Data entries
— BEGIN —

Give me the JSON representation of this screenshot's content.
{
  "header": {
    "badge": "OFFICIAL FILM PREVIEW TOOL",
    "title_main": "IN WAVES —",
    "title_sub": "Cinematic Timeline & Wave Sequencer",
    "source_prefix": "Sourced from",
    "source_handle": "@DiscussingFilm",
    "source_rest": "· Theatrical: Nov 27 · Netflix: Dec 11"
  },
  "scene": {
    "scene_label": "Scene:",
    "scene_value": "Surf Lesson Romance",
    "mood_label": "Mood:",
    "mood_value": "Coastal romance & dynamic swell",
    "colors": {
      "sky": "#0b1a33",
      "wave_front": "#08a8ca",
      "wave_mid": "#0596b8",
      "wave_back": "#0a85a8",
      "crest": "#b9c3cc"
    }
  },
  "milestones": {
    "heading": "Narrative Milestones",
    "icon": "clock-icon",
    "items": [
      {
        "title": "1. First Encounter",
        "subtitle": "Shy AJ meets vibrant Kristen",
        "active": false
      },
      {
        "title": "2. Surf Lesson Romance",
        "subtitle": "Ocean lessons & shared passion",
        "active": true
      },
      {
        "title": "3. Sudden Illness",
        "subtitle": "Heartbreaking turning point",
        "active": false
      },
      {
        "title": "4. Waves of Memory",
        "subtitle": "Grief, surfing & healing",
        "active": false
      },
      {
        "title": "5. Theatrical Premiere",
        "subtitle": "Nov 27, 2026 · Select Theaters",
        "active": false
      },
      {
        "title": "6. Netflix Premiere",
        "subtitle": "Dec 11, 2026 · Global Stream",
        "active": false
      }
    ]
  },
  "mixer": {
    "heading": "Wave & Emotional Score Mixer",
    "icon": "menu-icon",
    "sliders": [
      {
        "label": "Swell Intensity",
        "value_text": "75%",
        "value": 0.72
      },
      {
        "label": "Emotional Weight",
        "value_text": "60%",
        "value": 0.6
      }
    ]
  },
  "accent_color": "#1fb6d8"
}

— END —

[Goal] Retype the records above exactly.

[Exercise solution]
Give me the JSON representation of this screenshot's content.
{
  "header": {
    "badge": "OFFICIAL FILM PREVIEW TOOL",
    "title_main": "IN WAVES —",
    "title_sub": "Cinematic Timeline & Wave Sequencer",
    "source_prefix": "Sourced from",
    "source_handle": "@DiscussingFilm",
    "source_rest": "· Theatrical: Nov 27 · Netflix: Dec 11"
  },
  "scene": {
    "scene_label": "Scene:",
    "scene_value": "Surf Lesson Romance",
    "mood_label": "Mood:",
    "mood_value": "Coastal romance & dynamic swell",
    "colors": {
      "sky": "#0b1a33",
      "wave_front": "#08a8ca",
      "wave_mid": "#0596b8",
      "wave_back": "#0a85a8",
      "crest": "#b9c3cc"
    }
  },
  "milestones": {
    "heading": "Narrative Milestones",
    "icon": "clock-icon",
    "items": [
      {
        "title": "1. First Encounter",
        "subtitle": "Shy AJ meets vibrant Kristen",
        "active": false
      },
      {
        "title": "2. Surf Lesson Romance",
        "subtitle": "Ocean lessons & shared passion",
        "active": true
      },
      {
        "title": "3. Sudden Illness",
        "subtitle": "Heartbreaking turning point",
        "active": false
      },
      {
        "title": "4. Waves of Memory",
        "subtitle": "Grief, surfing & healing",
        "active": false
      },
      {
        "title": "5. Theatrical Premiere",
        "subtitle": "Nov 27, 2026 · Select Theaters",
        "active": false
      },
      {
        "title": "6. Netflix Premiere",
        "subtitle": "Dec 11, 2026 · Global Stream",
        "active": false
      }
    ]
  },
  "mixer": {
    "heading": "Wave & Emotional Score Mixer",
    "icon": "menu-icon",
    "sliders": [
      {
        "label": "Swell Intensity",
        "value_text": "75%",
        "value": 0.72
      },
      {
        "label": "Emotional Weight",
        "value_text": "60%",
        "value": 0.6
      }
    ]
  },
  "accent_color": "#1fb6d8"
}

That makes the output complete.